Passera, Pablo R April 28, 2009, 1:35 p.m. UTC | #1
Hello Andrea,

I have applied the patch to kvm and userland, but, when I tried to port the host kernel patch I noticed that the changes were over the file e820.c. However, on kernel 2.6.26 there are two e820 files, e820_32.c and e820_64.c and most of the changes maps on the e820_64.c file. So, I have a couple of questions if you don't mind:

- Against which kernel version was this patch generated?
- Did you try this on a 32 or 64 bits system?

Thanks,
Pablo

>-----Original Message-----
>From: Andrea Arcangeli [mailto:aarcange@redhat.com]
>Sent: Monday, April 27, 2009 2:43 PM
>To: Passera, Pablo R
>Cc: kvm@vger.kernel.org
>Subject: Re: [PATCH] reserved-ram for pci-passthrough without VT-d
>capable hardware
>
>Hello Pablo,
>
>On Mon, Apr 27, 2009 at 11:00:51AM -0600, Passera, Pablo R wrote:
>> Andrea,
>>         We are working with embedded hardware that does not have
>>VT-d and we need 1-1 mapping. I wonder which is the status of this
>>patch. Have you continued updating it with the latest KVM version?
>
>Sorry to say but it isn't updated to latest KVM and latest
>mainline. Porting normally should be easy. I attached last versions.
>
>> Since you mentioned this ;), I take opportunity to add that those
>> embedded usages are the ones that are totally fine with the compile
>> time passthrough-guest-ram decision, instead of a boot time
>> decision. Those host kernels will likely have RT patches (KVM works
>> great with preempt-RT indeed) and in turn the compile time ram
>> selection is the least of their problems as you can imagine ;). So you
>> can see my patch as an embedded-build option, similar to "Configure
>> standard kernel features (for small systems)" and no distro is
>> shipping new kernels with that feature on either.

SOURCE DATA:
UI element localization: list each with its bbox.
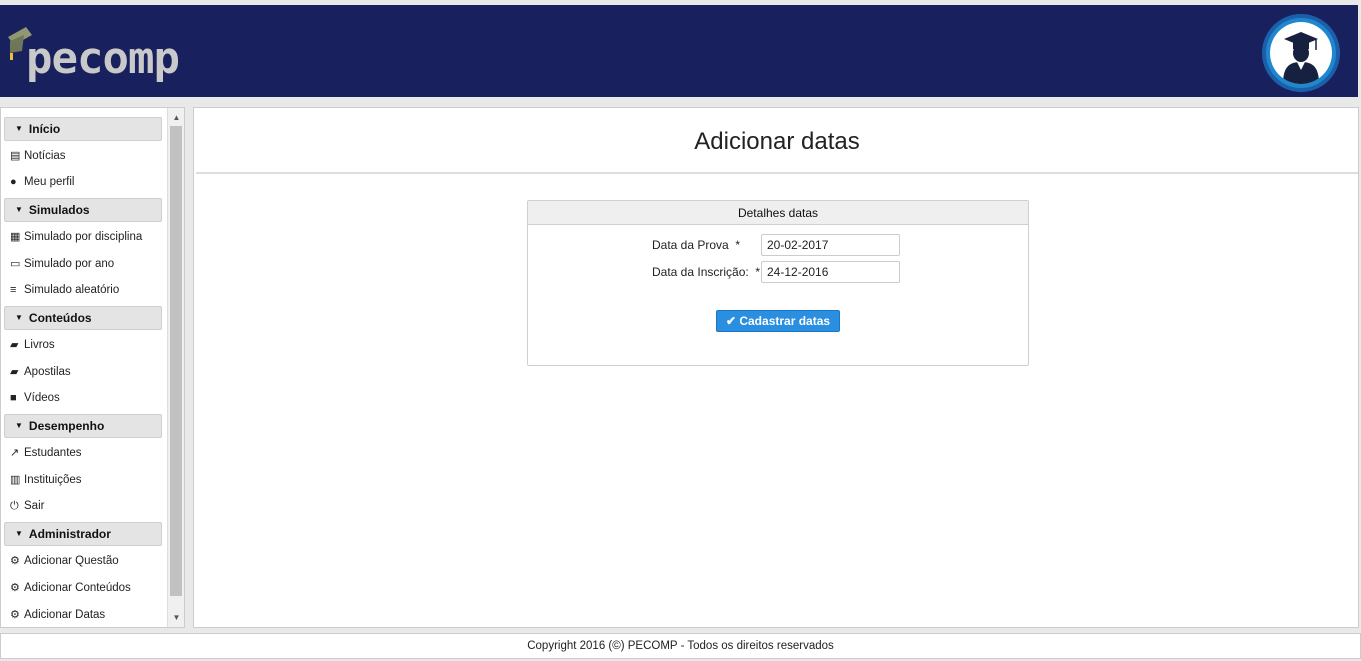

DIRECTIONS FOR THIS TASK: Using the reserved-ram patch thread, explain in one to three sentences why embedded usages are said to be fine with a compile-time decision on passthrough guest RAM. The lines have nothing to do with the reserved-ram patch thread.

ANSWER IN FULL: The host kernels in embedded usages will likely carry real-time (preempt-RT) patches already. Because of that, choosing the RAM at compile time instead of at boot time is the least of their problems.